▶ _Instruction_
Show all lines holding "same".

** begin Items **

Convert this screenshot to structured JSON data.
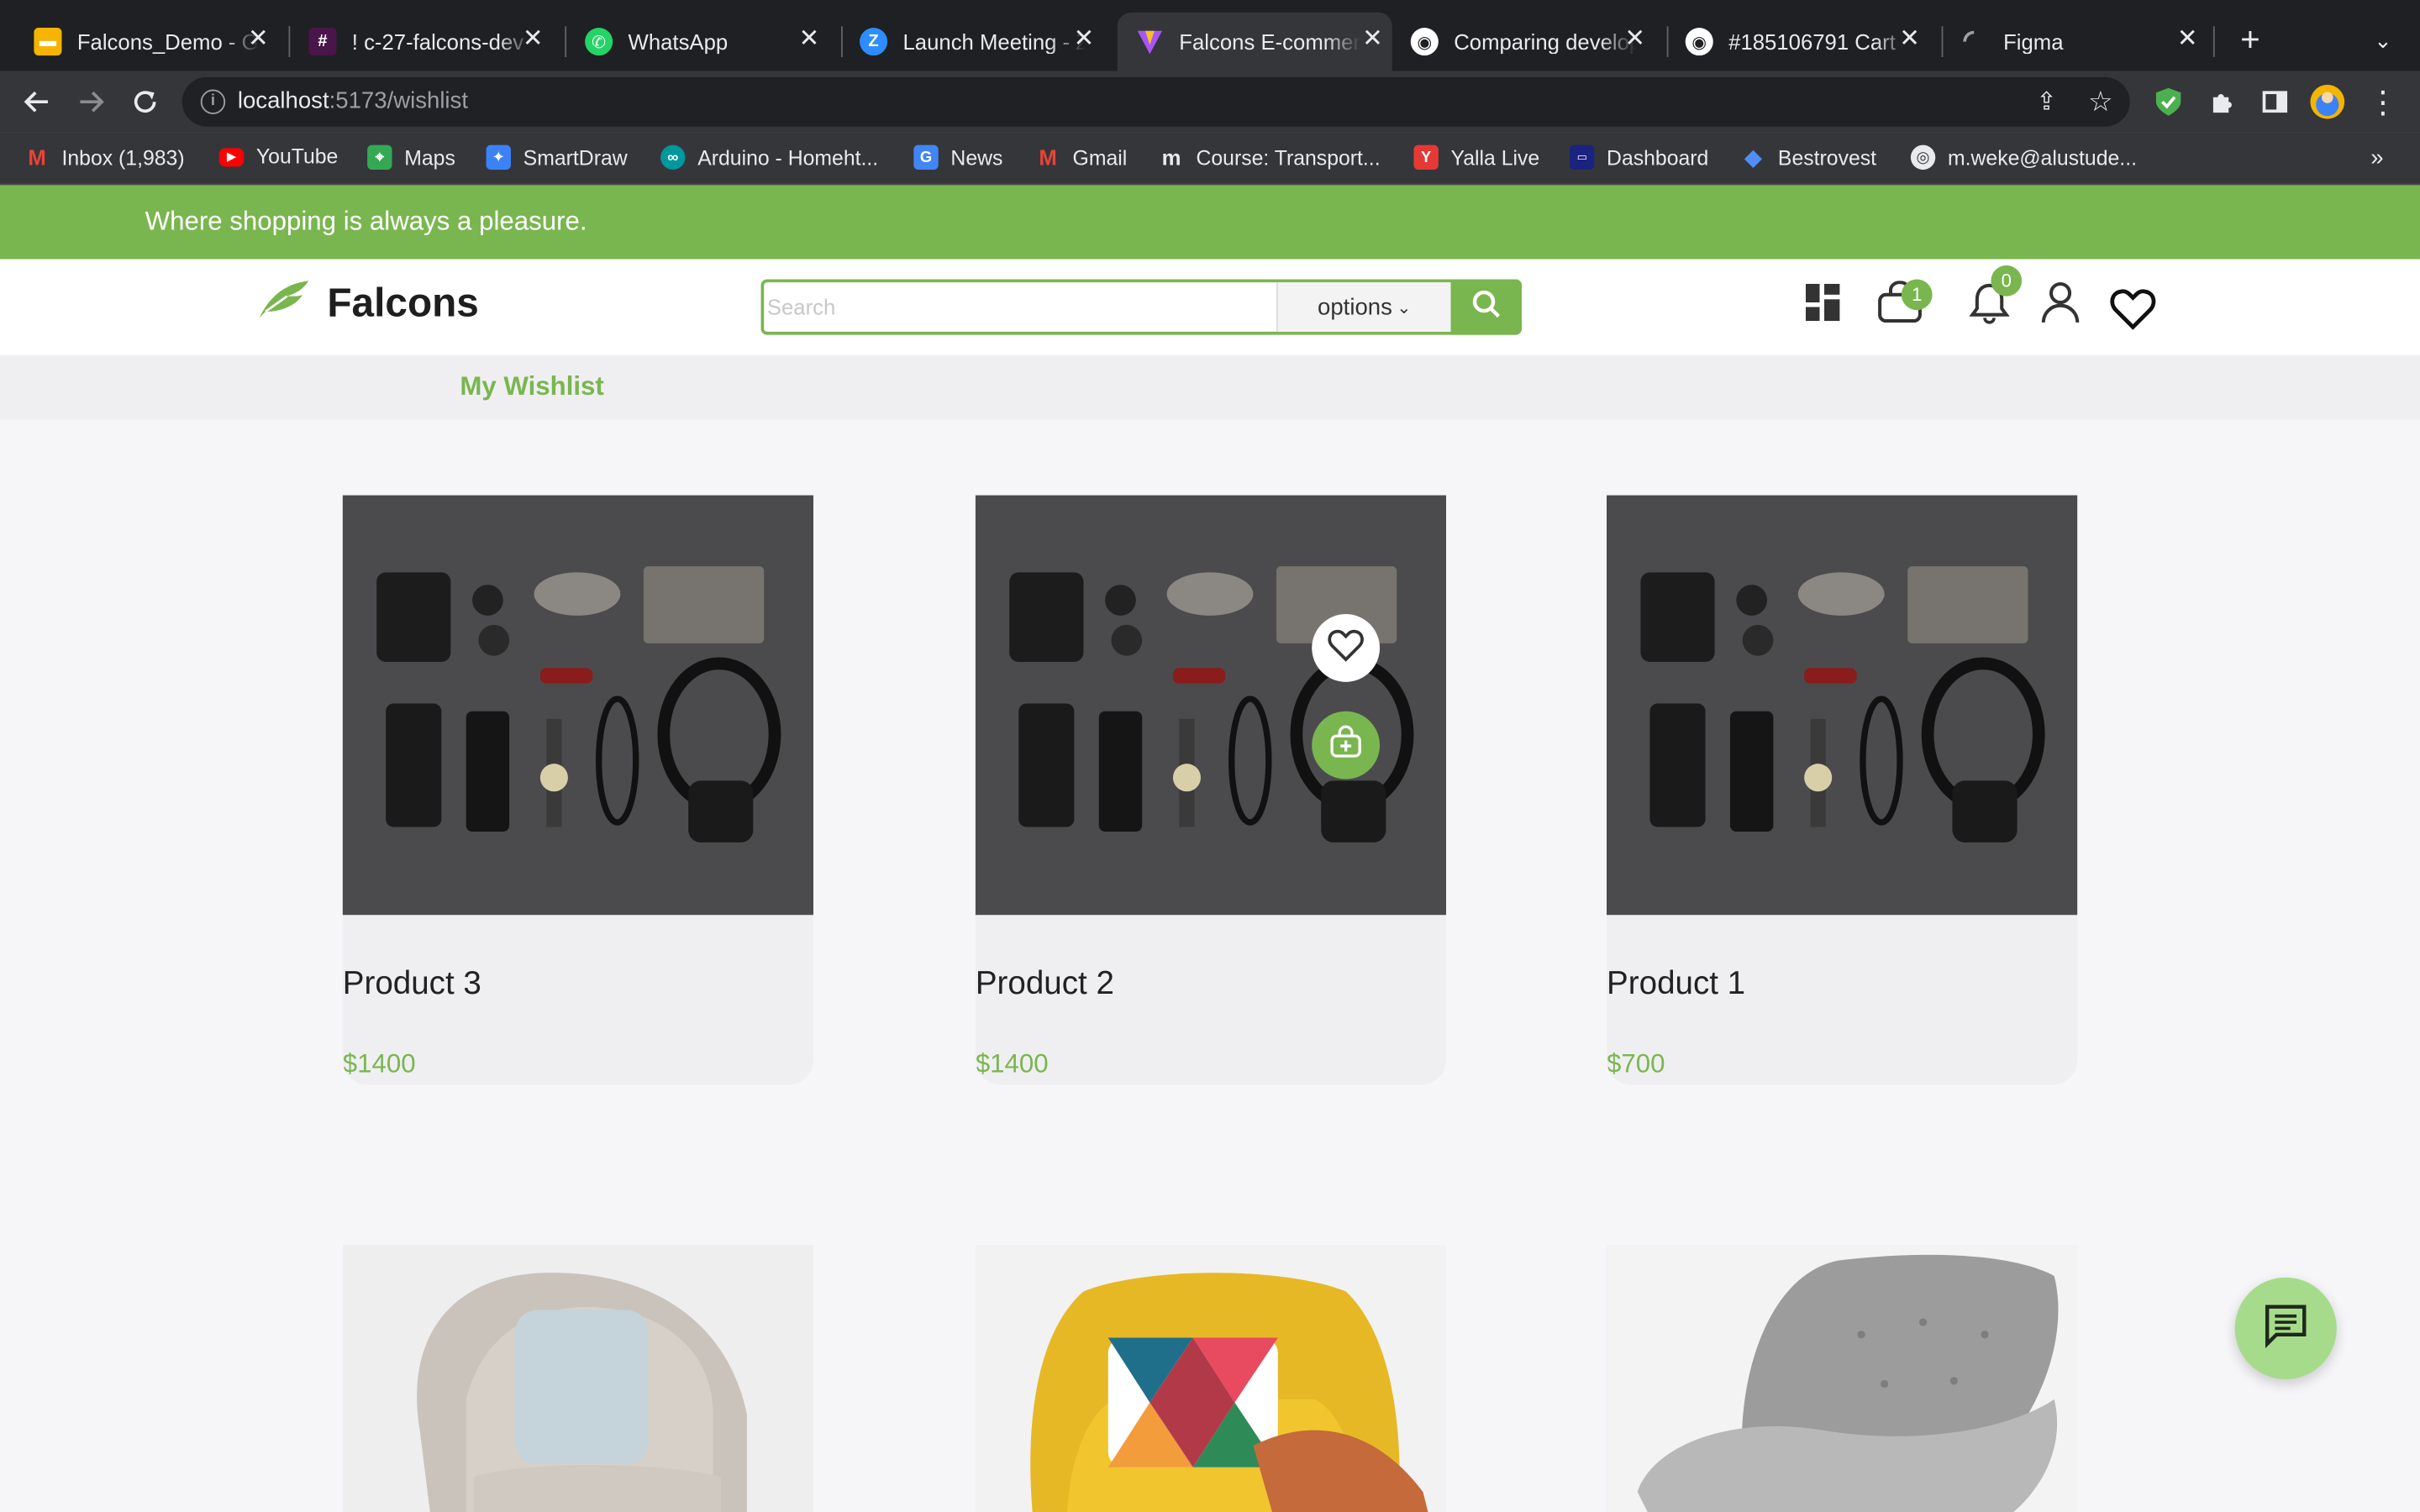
{
  "browser": {
    "tabs": [
      {
        "title": "Falcons_Demo - Google Slides",
        "icon": "slides-icon",
        "color": "#f4b400"
      },
      {
        "title": "! c-27-falcons-dev",
        "icon": "slack-icon",
        "color": "#e01e5a"
      },
      {
        "title": "WhatsApp",
        "icon": "whatsapp-icon",
        "color": "#25d366"
      },
      {
        "title": "Launch Meeting - Zoom",
        "icon": "zoom-icon",
        "color": "#2d8cff"
      },
      {
        "title": "Falcons E-commerce",
        "icon": "vite-icon",
        "color": "#a855f7"
      },
      {
        "title": "Comparing develop",
        "icon": "github-icon",
        "color": "#ffffff"
      },
      {
        "title": "#185106791 Cart",
        "icon": "github-icon",
        "color": "#ffffff"
      },
      {
        "title": "Figma",
        "icon": "loading-icon",
        "color": "#9aa0a6"
      }
    ],
    "url_host": "localhost",
    "url_rest": ":5173/wishlist",
    "bookmarks": [
      {
        "label": "Inbox (1,983)",
        "icon": "gmail-icon",
        "color": "#ea4335"
      },
      {
        "label": "YouTube",
        "icon": "youtube-icon",
        "color": "#ff0000"
      },
      {
        "label": "Maps",
        "icon": "maps-icon",
        "color": "#34a853"
      },
      {
        "label": "SmartDraw",
        "icon": "smartdraw-icon",
        "color": "#3b82f6"
      },
      {
        "label": "Arduino - Homeht...",
        "icon": "arduino-icon",
        "color": "#00979d"
      },
      {
        "label": "News",
        "icon": "news-icon",
        "color": "#4285f4"
      },
      {
        "label": "Gmail",
        "icon": "gmail-icon",
        "color": "#ea4335"
      },
      {
        "label": "Course: Transport...",
        "icon": "moodle-icon",
        "color": "#f98012"
      },
      {
        "label": "Yalla Live",
        "icon": "yalla-icon",
        "color": "#e53935"
      },
      {
        "label": "Dashboard",
        "icon": "dashboard-icon",
        "color": "#1a237e"
      },
      {
        "label": "Bestrovest",
        "icon": "diamond-icon",
        "color": "#4f8ef7"
      },
      {
        "label": "m.weke@alustude...",
        "icon": "globe-icon",
        "color": "#e8eaed"
      }
    ],
    "more_bookmarks": "»"
  },
  "promo": {
    "text": "Where shopping is always a pleasure."
  },
  "header": {
    "brand": "Falcons",
    "search_placeholder": "Search",
    "options_label": "options",
    "cart_count": "1",
    "notification_count": "0"
  },
  "subnav": {
    "title": "My Wishlist"
  },
  "products": [
    {
      "name": "Product 3",
      "price": "$1400"
    },
    {
      "name": "Product 2",
      "price": "$1400"
    },
    {
      "name": "Product 1",
      "price": "$700"
    }
  ],
  "colors": {
    "brand_green": "#7ab64f",
    "chat_green": "#a7db8c"
  }
}
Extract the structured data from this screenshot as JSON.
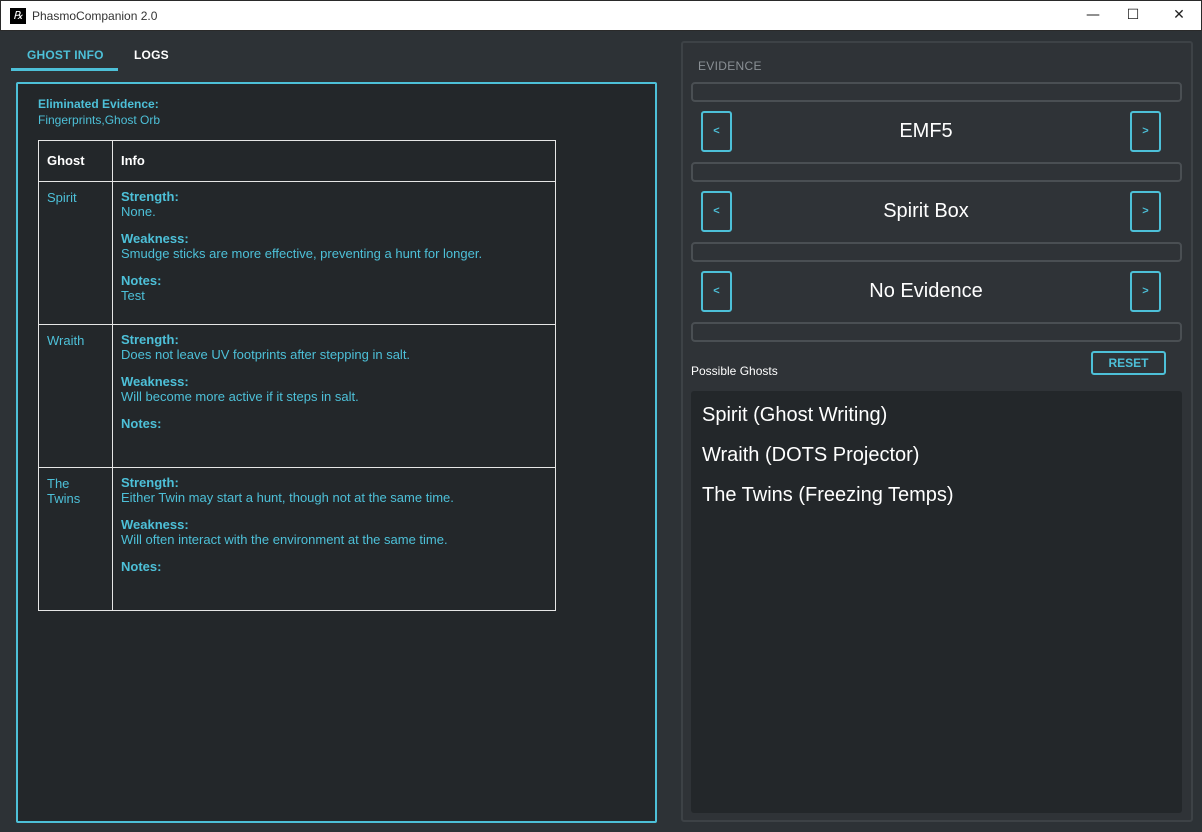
{
  "window": {
    "title": "PhasmoCompanion 2.0",
    "icon_glyph": "℞",
    "minimize": "—",
    "maximize": "☐",
    "close": "✕"
  },
  "tabs": {
    "ghost_info": "GHOST INFO",
    "logs": "LOGS",
    "active": "GHOST INFO"
  },
  "ghost_info": {
    "eliminated_label": "Eliminated Evidence:",
    "eliminated_value": "Fingerprints,Ghost Orb",
    "table": {
      "headers": [
        "Ghost",
        "Info"
      ],
      "strength_label": "Strength:",
      "weakness_label": "Weakness:",
      "notes_label": "Notes:",
      "rows": [
        {
          "ghost": "Spirit",
          "strength": "None.",
          "weakness": "Smudge sticks are more effective, preventing a hunt for longer.",
          "notes": "Test"
        },
        {
          "ghost": "Wraith",
          "strength": "Does not leave UV footprints after stepping in salt.",
          "weakness": "Will become more active if it steps in salt.",
          "notes": ""
        },
        {
          "ghost": "The Twins",
          "strength": "Either Twin may start a hunt, though not at the same time.",
          "weakness": "Will often interact with the environment at the same time.",
          "notes": ""
        }
      ]
    }
  },
  "evidence": {
    "title": "EVIDENCE",
    "prev_label": "<",
    "next_label": ">",
    "slots": [
      "EMF5",
      "Spirit Box",
      "No Evidence"
    ]
  },
  "possible_ghosts": {
    "label": "Possible Ghosts",
    "reset_label": "RESET",
    "items": [
      "Spirit (Ghost Writing)",
      "Wraith (DOTS Projector)",
      "The Twins (Freezing Temps)"
    ]
  },
  "colors": {
    "accent": "#4dc0d8",
    "background": "#2d3236",
    "panel": "#23272a"
  }
}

** end Items **

▶ _The completed task_
          "strength": "Either Twin may start a hunt, though not at the same time.",
          "weakness": "Will often interact with the environment at the same time.",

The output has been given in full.